# Directive:
Below are some entries. Copy each line that holds the string "image".

# Working data:
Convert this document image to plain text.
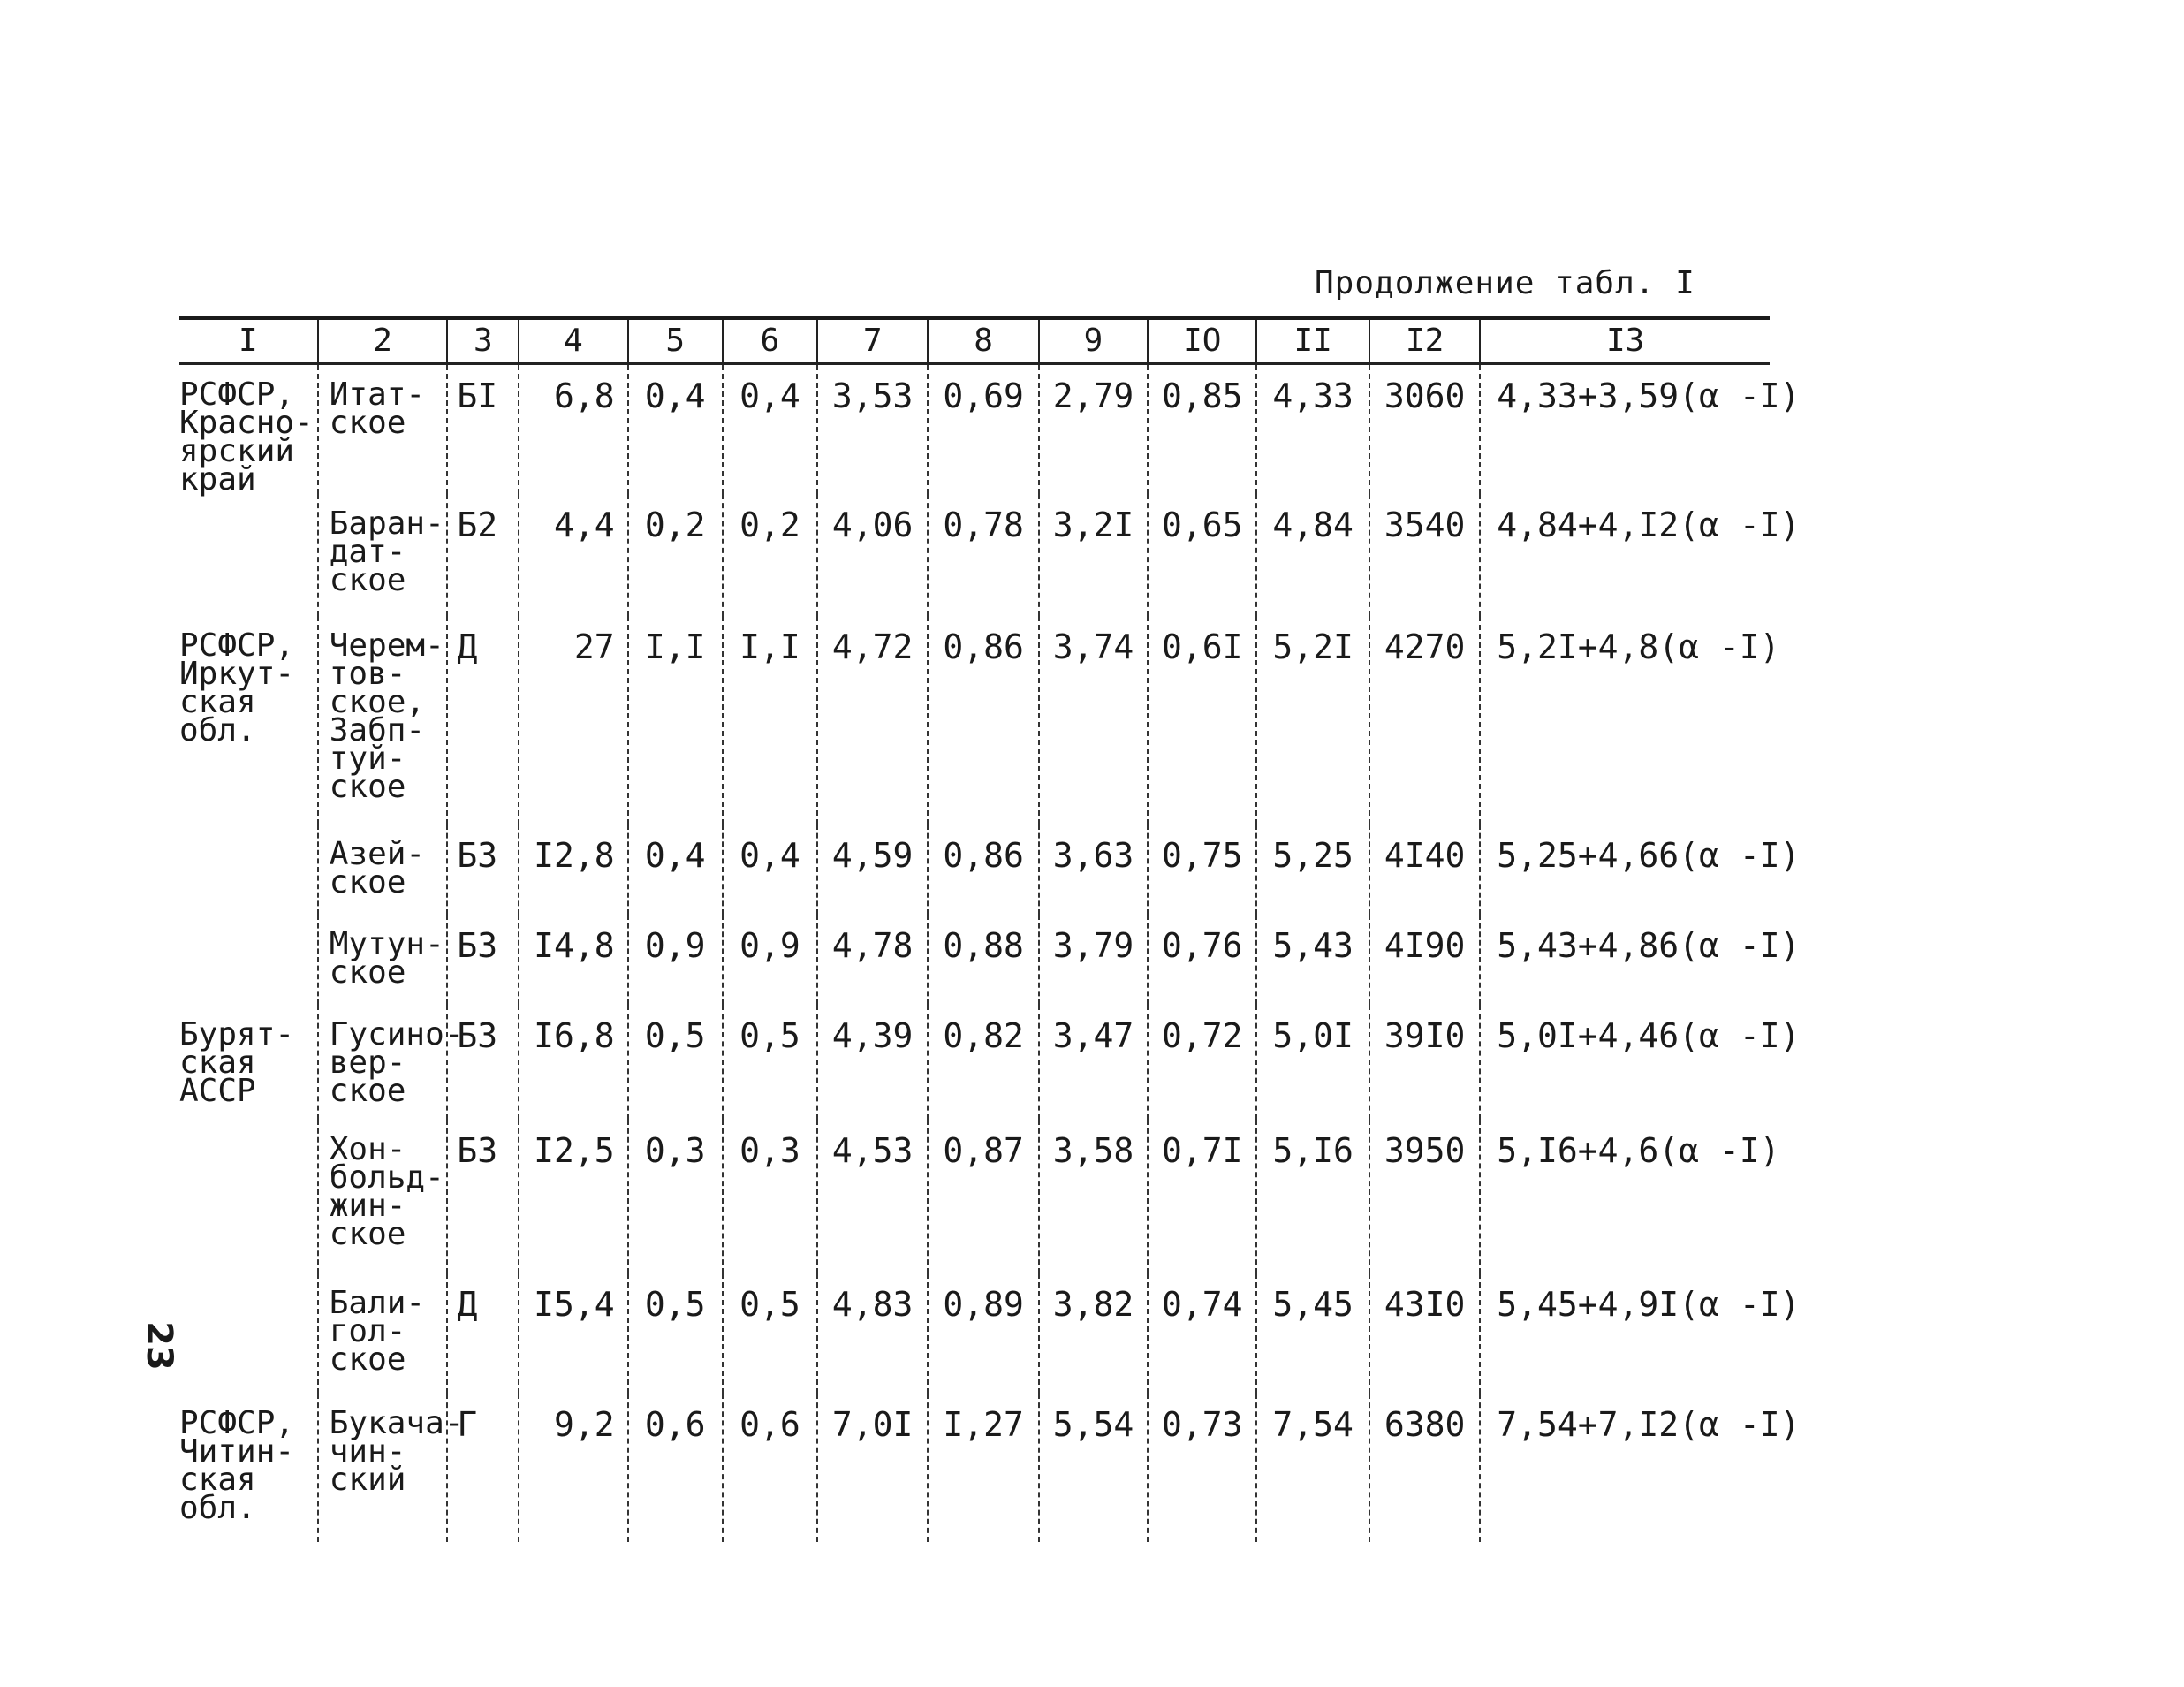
Продолжение табл. I
I	2	3	4	5	6	7	8	9	IO	II	I2	I3
РСФСР, Красно- ярский край	Итат- ское	БI	6,8	0,4	0,4	3,53	0,69	2,79	0,85	4,33	3060	4,33+3,59(α -I)
	Баран- дат- ское	Б2	4,4	0,2	0,2	4,06	0,78	3,2I	0,65	4,84	3540	4,84+4,I2(α -I)
РСФСР, Иркут- ская обл.	Черем- тов- ское, Забп- туй- ское	Д	27	I,I	I,I	4,72	0,86	3,74	0,6I	5,2I	4270	5,2I+4,8(α -I)
	Азей- ское	Б3	I2,8	0,4	0,4	4,59	0,86	3,63	0,75	5,25	4I40	5,25+4,66(α -I)
	Мутун- ское	Б3	I4,8	0,9	0,9	4,78	0,88	3,79	0,76	5,43	4I90	5,43+4,86(α -I)
Бурят- ская АССР	Гусино- вер- ское	Б3	I6,8	0,5	0,5	4,39	0,82	3,47	0,72	5,0I	39I0	5,0I+4,46(α -I)
	Хон- больд- жин- ское	Б3	I2,5	0,3	0,3	4,53	0,87	3,58	0,7I	5,I6	3950	5,I6+4,6(α -I)
	Бали- гол- ское	Д	I5,4	0,5	0,5	4,83	0,89	3,82	0,74	5,45	43I0	5,45+4,9I(α -I)
РСФСР, Читин- ская обл.	Букача- чин- ский	Г	9,2	0,6	0,6	7,0I	I,27	5,54	0,73	7,54	6380	7,54+7,I2(α -I)
23
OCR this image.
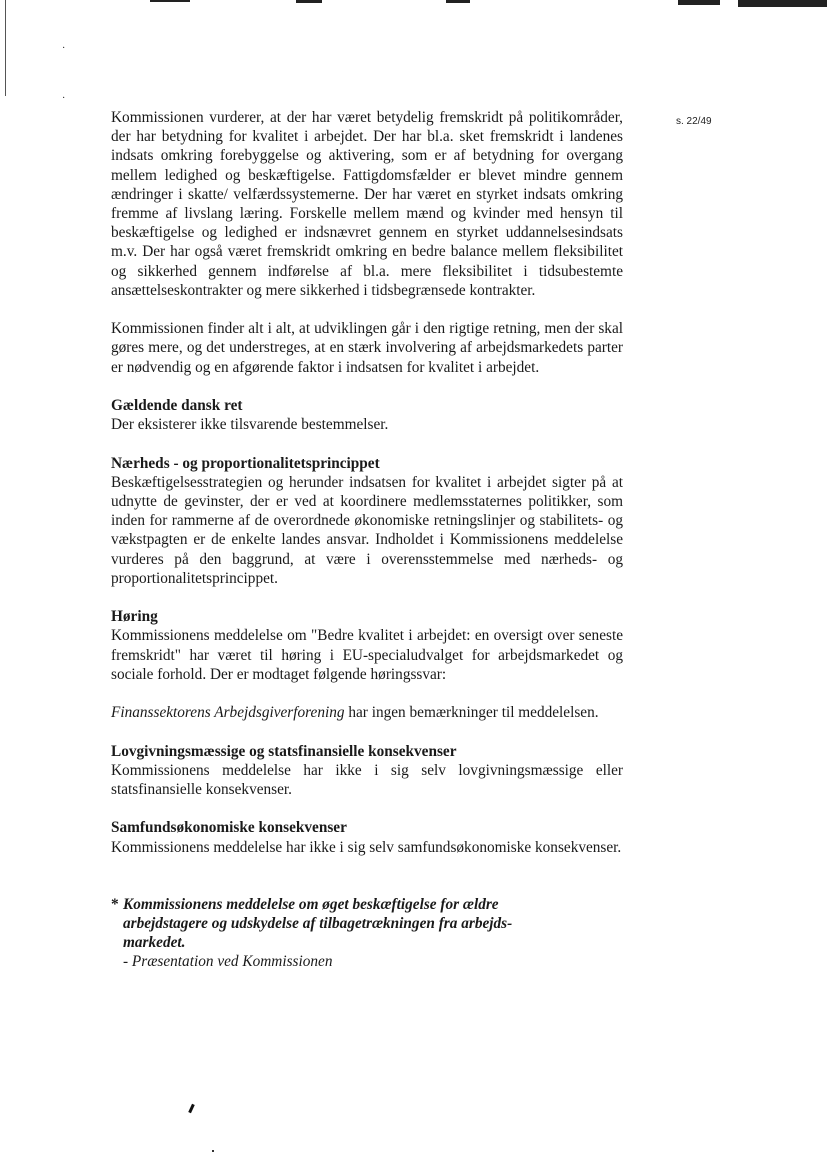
·
·
s. 22/49

Kommissionen vurderer, at der har været betydelig fremskridt på politikområder, der har betydning for kvalitet i arbejdet. Der har bl.a. sket fremskridt i landenes indsats omkring forebyggelse og aktivering, som er af betydning for overgang mellem ledighed og beskæftigelse. Fattigdomsfælder er blevet mindre gennem ændringer i skatte/ velfærdssystemerne. Der har været en styrket indsats omkring fremme af livslang læring. Forskelle mellem mænd og kvinder med hensyn til beskæftigelse og ledighed er indsnævret gennem en styrket uddannelsesindsats m.v. Der har også været fremskridt omkring en bedre balance mellem fleksibilitet og sikkerhed gennem indførelse af bl.a. mere fleksibilitet i tidsubestemte ansættelseskontrakter og mere sikkerhed i tidsbegrænsede kontrakter.

Kommissionen finder alt i alt, at udviklingen går i den rigtige retning, men der skal gøres mere, og det understreges, at en stærk involvering af arbejdsmarkedets parter er nødvendig og en afgørende faktor i indsatsen for kvalitet i arbejdet.

Gældende dansk ret

Der eksisterer ikke tilsvarende bestemmelser.

Nærheds - og proportionalitetsprincippet

Beskæftigelsesstrategien og herunder indsatsen for kvalitet i arbejdet sigter på at udnytte de gevinster, der er ved at koordinere medlemsstaternes politikker, som inden for rammerne af de overordnede økonomiske retningslinjer og stabilitets- og vækstpagten er de enkelte landes ansvar. Indholdet i Kommissionens meddelelse vurderes på den baggrund, at være i overensstemmelse med nærheds- og proportionalitetsprincippet.

Høring

Kommissionens meddelelse om "Bedre kvalitet i arbejdet: en oversigt over seneste fremskridt" har været til høring i EU-specialudvalget for arbejdsmarkedet og sociale forhold. Der er modtaget følgende høringssvar:

Finanssektorens Arbejdsgiverforening har ingen bemærkninger til meddelelsen.

Lovgivningsmæssige og statsfinansielle konsekvenser

Kommissionens meddelelse har ikke i sig selv lovgivningsmæssige eller statsfinansielle konsekvenser.

Samfundsøkonomiske konsekvenser

Kommissionens meddelelse har ikke i sig selv samfundsøkonomiske konsekvenser.

* Kommissionens meddelelse om øget beskæftigelse for ældre
arbejdstagere og udskydelse af tilbagetrækningen fra arbejds-
markedet.
- Præsentation ved Kommissionen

# Answer in full:
Convert this document image to plain text.
OCR this image.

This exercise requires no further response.